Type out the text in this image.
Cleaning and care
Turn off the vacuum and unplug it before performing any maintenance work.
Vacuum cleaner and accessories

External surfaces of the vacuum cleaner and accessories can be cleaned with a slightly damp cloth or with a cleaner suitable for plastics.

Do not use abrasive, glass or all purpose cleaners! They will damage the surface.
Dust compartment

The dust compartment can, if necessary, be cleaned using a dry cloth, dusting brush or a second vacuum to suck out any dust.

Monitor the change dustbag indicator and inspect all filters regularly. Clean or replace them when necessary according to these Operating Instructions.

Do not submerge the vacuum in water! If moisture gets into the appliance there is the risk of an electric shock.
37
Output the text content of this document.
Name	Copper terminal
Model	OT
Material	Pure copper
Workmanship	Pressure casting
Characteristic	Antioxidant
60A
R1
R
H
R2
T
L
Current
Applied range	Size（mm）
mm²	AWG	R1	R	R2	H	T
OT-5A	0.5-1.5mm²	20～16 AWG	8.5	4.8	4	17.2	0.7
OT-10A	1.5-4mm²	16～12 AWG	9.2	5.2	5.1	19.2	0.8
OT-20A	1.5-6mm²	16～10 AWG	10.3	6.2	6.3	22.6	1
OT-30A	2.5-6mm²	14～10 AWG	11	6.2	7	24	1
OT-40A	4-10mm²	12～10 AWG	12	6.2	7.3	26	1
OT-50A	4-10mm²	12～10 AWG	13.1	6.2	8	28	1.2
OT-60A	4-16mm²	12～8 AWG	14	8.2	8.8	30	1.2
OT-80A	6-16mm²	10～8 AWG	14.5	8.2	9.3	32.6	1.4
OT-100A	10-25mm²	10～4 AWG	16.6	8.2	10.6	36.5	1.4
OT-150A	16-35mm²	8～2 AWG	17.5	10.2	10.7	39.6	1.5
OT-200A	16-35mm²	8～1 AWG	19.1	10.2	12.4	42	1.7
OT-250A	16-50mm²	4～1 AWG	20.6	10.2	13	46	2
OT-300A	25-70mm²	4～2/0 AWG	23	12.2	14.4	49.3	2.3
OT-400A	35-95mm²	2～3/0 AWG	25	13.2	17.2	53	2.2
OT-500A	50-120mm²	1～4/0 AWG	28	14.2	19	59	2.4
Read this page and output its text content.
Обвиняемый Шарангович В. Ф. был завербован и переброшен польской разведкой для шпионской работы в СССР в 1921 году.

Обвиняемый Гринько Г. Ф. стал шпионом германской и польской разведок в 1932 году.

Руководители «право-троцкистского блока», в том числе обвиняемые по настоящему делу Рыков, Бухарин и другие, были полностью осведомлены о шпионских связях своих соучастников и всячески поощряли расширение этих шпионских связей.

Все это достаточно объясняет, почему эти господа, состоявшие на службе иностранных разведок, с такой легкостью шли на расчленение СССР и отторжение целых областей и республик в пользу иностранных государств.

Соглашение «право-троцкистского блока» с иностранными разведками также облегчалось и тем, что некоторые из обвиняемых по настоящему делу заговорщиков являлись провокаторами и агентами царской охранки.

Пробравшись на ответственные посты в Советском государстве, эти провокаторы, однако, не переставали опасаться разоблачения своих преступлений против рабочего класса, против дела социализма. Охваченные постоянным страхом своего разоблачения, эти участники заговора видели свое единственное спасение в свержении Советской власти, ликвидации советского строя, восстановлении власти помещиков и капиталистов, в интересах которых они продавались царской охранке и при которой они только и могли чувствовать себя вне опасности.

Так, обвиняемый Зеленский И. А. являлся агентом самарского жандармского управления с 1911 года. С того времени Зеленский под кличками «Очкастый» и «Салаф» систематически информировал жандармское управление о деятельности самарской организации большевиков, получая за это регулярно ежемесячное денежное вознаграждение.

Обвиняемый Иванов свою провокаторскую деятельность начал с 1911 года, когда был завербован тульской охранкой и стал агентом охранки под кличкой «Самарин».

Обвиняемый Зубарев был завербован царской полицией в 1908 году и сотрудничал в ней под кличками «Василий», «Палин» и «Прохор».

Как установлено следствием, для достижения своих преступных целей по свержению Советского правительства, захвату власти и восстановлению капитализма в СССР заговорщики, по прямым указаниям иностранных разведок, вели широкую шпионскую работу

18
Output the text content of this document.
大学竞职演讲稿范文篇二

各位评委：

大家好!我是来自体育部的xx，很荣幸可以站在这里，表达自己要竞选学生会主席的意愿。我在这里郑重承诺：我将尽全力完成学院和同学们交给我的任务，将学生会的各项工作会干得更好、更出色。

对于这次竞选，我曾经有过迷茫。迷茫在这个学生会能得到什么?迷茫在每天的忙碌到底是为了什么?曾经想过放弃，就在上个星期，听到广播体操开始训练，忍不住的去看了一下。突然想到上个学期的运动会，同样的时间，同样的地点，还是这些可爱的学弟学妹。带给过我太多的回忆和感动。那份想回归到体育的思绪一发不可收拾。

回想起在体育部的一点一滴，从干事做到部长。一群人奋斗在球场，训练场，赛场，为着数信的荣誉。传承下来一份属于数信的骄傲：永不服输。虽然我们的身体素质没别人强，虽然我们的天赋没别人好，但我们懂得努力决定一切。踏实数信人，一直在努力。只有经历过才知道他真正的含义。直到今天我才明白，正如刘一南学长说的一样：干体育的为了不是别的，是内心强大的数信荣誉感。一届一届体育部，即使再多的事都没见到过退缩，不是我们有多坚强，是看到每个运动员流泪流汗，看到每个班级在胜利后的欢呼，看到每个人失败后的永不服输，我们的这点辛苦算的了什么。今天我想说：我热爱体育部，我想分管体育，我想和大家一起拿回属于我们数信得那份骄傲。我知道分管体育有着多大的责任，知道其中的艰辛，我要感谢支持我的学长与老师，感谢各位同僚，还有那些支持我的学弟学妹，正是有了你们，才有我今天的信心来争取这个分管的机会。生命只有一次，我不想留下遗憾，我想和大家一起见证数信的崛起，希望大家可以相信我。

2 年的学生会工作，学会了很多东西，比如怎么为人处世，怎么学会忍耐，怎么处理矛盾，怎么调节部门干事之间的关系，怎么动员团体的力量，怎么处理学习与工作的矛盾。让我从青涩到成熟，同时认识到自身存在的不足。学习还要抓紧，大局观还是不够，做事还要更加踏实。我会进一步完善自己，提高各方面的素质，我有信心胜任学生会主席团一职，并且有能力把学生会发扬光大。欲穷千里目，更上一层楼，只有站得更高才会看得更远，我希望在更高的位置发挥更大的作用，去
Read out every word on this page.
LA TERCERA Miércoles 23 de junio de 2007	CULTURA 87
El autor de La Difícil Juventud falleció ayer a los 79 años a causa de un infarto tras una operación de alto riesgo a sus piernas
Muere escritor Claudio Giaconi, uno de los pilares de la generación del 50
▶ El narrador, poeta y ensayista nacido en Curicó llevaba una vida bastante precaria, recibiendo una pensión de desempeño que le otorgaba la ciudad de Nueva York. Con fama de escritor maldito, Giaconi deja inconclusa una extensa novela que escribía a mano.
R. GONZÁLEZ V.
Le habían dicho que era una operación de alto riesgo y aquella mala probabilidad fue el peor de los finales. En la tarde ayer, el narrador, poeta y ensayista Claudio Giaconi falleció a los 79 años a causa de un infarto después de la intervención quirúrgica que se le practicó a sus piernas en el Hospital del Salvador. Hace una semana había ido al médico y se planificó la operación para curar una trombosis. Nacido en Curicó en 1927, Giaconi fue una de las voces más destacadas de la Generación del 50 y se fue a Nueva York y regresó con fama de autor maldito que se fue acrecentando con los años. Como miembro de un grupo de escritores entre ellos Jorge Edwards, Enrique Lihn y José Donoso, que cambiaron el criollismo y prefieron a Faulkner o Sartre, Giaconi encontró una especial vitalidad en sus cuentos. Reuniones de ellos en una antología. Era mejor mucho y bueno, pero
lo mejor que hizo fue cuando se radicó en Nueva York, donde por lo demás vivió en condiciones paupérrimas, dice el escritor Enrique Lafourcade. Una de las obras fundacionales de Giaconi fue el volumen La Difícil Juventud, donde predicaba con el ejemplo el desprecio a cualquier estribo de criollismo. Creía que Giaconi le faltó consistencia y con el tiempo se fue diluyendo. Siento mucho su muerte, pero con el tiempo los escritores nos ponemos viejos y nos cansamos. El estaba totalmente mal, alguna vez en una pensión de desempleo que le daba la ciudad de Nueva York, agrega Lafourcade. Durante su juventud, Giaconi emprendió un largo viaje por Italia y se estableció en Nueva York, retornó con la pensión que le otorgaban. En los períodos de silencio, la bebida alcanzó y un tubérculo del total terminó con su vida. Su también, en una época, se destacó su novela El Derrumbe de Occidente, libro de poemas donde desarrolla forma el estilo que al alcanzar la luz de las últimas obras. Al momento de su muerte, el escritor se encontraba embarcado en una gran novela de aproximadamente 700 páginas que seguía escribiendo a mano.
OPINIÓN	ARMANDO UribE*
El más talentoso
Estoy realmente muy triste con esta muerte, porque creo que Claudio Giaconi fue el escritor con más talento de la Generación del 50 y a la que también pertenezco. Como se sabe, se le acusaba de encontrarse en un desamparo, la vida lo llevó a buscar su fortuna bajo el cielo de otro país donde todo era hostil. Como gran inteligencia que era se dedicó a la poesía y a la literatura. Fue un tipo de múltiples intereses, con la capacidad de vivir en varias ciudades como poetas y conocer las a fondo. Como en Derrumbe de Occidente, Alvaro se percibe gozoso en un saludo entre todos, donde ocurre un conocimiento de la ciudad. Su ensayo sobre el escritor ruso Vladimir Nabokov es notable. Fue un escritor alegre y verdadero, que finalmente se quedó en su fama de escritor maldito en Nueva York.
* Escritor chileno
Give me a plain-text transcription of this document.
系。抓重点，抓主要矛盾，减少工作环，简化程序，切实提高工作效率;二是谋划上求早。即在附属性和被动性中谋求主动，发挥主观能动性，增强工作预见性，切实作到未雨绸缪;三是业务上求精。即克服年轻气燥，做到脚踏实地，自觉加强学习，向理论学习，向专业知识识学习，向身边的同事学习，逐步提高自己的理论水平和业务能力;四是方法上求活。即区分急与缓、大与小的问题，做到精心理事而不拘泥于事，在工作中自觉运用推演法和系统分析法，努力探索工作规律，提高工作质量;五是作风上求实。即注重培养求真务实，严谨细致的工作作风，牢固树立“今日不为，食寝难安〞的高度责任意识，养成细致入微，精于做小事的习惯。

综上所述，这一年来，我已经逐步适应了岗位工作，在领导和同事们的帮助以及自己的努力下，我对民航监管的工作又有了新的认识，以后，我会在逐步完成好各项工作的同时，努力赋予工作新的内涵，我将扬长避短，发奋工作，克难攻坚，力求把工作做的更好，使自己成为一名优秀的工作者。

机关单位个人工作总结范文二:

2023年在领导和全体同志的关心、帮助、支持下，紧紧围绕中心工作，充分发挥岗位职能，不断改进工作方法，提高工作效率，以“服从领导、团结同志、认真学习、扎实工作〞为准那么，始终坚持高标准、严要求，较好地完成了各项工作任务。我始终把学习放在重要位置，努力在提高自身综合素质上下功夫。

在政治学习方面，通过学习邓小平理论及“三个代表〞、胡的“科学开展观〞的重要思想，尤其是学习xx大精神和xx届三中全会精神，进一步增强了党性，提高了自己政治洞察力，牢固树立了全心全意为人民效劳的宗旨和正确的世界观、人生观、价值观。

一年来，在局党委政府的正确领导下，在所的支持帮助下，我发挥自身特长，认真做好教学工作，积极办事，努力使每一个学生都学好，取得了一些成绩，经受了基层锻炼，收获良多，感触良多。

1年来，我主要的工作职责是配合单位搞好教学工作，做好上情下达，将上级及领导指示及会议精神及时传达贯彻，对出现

----------------

Scan the material above. Extract every line in which the word "кличками" occurs.

Так, обвиняемый Зеленский И. А. являлся агентом самарского жандармского управления с 1911 года. С того времени Зеленский под кличками «Очкастый» и «Салаф» систематически информировал жандармское управление о деятельности самарской организации большевиков, получая за это регулярно ежемесячное денежное вознаграждение.
Обвиняемый Зубарев был завербован царской полицией в 1908 году и сотрудничал в ней под кличками «Василий», «Палин» и «Прохор».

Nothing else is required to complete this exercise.